[Begin]

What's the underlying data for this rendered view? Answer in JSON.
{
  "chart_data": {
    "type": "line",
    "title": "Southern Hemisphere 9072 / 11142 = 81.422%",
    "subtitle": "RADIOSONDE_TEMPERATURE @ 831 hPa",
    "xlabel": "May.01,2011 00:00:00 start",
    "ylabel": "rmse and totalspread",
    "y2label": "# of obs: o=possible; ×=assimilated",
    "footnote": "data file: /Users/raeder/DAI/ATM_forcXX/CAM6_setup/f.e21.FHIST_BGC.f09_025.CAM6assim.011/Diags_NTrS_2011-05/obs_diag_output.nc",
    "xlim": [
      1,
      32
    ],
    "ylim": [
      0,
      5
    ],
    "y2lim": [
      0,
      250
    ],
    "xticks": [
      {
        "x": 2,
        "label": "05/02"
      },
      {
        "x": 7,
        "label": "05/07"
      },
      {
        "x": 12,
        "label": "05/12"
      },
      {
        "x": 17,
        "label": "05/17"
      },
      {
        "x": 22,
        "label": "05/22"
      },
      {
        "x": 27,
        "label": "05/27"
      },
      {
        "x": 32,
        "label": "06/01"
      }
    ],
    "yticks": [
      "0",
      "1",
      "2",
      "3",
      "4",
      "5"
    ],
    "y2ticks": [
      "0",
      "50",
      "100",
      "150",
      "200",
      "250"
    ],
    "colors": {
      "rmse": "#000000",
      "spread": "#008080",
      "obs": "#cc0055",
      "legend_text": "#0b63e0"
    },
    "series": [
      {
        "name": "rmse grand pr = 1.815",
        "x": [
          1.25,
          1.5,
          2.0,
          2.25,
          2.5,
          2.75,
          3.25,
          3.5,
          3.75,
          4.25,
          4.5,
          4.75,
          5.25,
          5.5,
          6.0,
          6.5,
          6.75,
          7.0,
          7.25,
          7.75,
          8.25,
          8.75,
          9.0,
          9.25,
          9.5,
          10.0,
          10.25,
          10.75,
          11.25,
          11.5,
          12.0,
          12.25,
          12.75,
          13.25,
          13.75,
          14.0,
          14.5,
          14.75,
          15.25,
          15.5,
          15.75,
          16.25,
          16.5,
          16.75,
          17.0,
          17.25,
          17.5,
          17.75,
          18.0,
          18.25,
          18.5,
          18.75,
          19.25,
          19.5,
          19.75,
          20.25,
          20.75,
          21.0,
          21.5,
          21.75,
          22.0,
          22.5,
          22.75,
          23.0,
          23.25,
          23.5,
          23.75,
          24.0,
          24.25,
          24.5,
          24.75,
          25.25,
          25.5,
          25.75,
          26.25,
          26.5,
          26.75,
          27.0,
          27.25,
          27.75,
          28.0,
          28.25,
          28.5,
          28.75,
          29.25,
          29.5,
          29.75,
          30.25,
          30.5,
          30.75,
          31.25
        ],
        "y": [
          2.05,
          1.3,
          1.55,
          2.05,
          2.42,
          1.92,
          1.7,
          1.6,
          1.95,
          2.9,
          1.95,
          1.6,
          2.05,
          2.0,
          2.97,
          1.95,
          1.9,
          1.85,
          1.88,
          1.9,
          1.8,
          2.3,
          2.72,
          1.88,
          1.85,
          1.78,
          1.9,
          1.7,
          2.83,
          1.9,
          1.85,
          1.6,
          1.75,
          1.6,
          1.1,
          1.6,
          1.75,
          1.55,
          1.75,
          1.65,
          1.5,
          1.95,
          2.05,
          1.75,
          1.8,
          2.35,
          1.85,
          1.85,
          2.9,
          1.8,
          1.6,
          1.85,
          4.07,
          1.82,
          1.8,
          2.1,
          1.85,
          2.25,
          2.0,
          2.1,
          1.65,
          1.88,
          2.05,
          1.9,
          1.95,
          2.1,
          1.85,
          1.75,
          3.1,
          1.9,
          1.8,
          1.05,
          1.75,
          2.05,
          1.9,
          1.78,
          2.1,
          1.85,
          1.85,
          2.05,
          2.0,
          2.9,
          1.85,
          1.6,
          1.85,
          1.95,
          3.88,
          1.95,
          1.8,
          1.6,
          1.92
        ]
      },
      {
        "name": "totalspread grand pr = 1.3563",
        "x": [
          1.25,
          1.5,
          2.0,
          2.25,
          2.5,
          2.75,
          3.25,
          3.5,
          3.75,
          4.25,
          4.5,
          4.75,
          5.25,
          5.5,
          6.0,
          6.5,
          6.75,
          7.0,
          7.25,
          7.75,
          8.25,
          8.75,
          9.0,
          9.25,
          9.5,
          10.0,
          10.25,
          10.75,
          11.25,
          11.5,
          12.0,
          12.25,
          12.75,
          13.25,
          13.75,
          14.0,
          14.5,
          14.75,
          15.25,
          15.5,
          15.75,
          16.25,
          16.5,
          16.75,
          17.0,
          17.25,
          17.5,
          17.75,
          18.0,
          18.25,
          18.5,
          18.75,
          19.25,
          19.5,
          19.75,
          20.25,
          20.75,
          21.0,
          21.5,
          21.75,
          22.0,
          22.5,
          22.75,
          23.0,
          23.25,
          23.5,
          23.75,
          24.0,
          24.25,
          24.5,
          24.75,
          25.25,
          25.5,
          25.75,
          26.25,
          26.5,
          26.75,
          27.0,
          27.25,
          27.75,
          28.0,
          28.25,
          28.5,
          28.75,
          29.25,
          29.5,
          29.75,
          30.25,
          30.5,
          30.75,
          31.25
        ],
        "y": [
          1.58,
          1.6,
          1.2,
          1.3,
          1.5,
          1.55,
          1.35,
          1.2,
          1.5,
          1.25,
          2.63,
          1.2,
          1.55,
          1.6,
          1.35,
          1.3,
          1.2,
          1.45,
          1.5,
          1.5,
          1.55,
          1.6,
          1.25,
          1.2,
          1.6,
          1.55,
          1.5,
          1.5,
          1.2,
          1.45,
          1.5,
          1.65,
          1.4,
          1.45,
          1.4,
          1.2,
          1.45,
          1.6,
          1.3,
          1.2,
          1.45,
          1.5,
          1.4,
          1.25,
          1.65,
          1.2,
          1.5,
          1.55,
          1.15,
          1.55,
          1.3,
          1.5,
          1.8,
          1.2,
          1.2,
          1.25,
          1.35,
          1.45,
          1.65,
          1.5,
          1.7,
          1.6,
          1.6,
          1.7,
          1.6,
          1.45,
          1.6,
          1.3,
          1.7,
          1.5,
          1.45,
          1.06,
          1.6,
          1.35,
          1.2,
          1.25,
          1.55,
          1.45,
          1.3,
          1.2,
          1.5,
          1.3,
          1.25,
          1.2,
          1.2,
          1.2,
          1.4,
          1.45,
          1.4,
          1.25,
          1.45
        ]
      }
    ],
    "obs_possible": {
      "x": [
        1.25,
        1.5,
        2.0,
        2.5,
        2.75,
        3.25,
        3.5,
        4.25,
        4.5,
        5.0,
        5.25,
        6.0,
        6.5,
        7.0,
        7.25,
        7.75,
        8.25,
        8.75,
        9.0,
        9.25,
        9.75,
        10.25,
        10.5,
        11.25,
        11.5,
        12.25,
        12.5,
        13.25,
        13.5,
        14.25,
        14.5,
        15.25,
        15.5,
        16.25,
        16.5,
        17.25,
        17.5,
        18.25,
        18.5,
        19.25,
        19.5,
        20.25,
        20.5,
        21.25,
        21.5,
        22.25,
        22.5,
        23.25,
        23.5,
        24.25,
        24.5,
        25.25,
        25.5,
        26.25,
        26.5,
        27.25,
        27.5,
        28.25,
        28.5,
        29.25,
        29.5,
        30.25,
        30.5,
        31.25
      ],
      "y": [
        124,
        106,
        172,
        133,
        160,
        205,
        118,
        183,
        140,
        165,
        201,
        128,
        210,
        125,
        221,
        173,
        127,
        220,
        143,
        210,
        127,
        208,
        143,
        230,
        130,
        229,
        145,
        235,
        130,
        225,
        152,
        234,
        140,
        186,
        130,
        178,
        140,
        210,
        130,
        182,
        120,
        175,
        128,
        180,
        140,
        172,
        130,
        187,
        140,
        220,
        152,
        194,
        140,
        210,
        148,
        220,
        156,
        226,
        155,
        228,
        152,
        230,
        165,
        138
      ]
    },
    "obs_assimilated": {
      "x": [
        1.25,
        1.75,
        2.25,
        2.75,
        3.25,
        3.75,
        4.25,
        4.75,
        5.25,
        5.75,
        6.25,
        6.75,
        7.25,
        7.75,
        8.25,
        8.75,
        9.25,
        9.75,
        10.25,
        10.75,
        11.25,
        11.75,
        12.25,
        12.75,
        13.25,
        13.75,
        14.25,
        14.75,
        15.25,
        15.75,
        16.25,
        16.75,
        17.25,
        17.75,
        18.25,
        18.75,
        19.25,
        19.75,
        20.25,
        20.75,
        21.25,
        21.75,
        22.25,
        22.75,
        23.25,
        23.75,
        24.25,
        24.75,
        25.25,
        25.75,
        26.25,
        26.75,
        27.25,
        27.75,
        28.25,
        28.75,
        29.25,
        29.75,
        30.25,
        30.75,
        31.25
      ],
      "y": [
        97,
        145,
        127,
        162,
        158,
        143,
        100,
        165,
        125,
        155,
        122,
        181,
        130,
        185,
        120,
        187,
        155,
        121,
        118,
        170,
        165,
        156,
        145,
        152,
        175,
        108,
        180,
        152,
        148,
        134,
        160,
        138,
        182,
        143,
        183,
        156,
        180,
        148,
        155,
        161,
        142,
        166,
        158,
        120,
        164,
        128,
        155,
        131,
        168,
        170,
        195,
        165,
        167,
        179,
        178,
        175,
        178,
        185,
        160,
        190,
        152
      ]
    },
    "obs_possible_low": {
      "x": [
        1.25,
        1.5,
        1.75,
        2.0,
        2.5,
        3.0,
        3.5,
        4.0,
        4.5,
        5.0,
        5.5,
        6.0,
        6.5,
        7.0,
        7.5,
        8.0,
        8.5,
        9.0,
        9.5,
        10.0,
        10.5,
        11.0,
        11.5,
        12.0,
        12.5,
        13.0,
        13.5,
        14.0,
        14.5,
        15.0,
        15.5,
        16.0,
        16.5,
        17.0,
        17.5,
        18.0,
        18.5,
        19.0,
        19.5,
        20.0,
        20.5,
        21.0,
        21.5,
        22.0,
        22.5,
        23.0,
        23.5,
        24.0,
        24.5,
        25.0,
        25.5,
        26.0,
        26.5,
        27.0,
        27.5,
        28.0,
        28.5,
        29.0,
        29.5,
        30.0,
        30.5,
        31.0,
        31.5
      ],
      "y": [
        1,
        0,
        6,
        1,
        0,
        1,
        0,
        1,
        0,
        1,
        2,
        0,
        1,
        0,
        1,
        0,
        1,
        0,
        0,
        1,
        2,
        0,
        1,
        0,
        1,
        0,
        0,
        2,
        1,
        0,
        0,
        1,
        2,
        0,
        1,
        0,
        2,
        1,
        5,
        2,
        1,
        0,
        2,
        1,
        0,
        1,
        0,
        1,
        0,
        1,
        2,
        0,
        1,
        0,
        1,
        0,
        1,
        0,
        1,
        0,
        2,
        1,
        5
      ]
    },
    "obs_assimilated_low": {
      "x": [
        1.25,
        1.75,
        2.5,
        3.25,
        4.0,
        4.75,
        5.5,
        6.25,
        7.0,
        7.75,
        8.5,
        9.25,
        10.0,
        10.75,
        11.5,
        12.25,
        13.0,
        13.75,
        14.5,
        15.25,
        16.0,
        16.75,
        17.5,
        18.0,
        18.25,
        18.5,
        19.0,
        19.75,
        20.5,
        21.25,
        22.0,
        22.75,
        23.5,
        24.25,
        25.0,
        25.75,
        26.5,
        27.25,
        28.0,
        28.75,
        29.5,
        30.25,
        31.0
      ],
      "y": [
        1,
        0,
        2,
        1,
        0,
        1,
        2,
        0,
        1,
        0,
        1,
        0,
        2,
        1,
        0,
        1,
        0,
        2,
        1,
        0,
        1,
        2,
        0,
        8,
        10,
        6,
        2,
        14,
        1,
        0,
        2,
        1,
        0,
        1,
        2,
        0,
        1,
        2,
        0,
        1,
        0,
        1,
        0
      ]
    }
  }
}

[End]

Report every line in the data above in which the word "rmse" appears.

*TASK RESULT:*
    "ylabel": "rmse and totalspread",
      "rmse": "#000000",
        "name": "rmse grand pr = 1.815",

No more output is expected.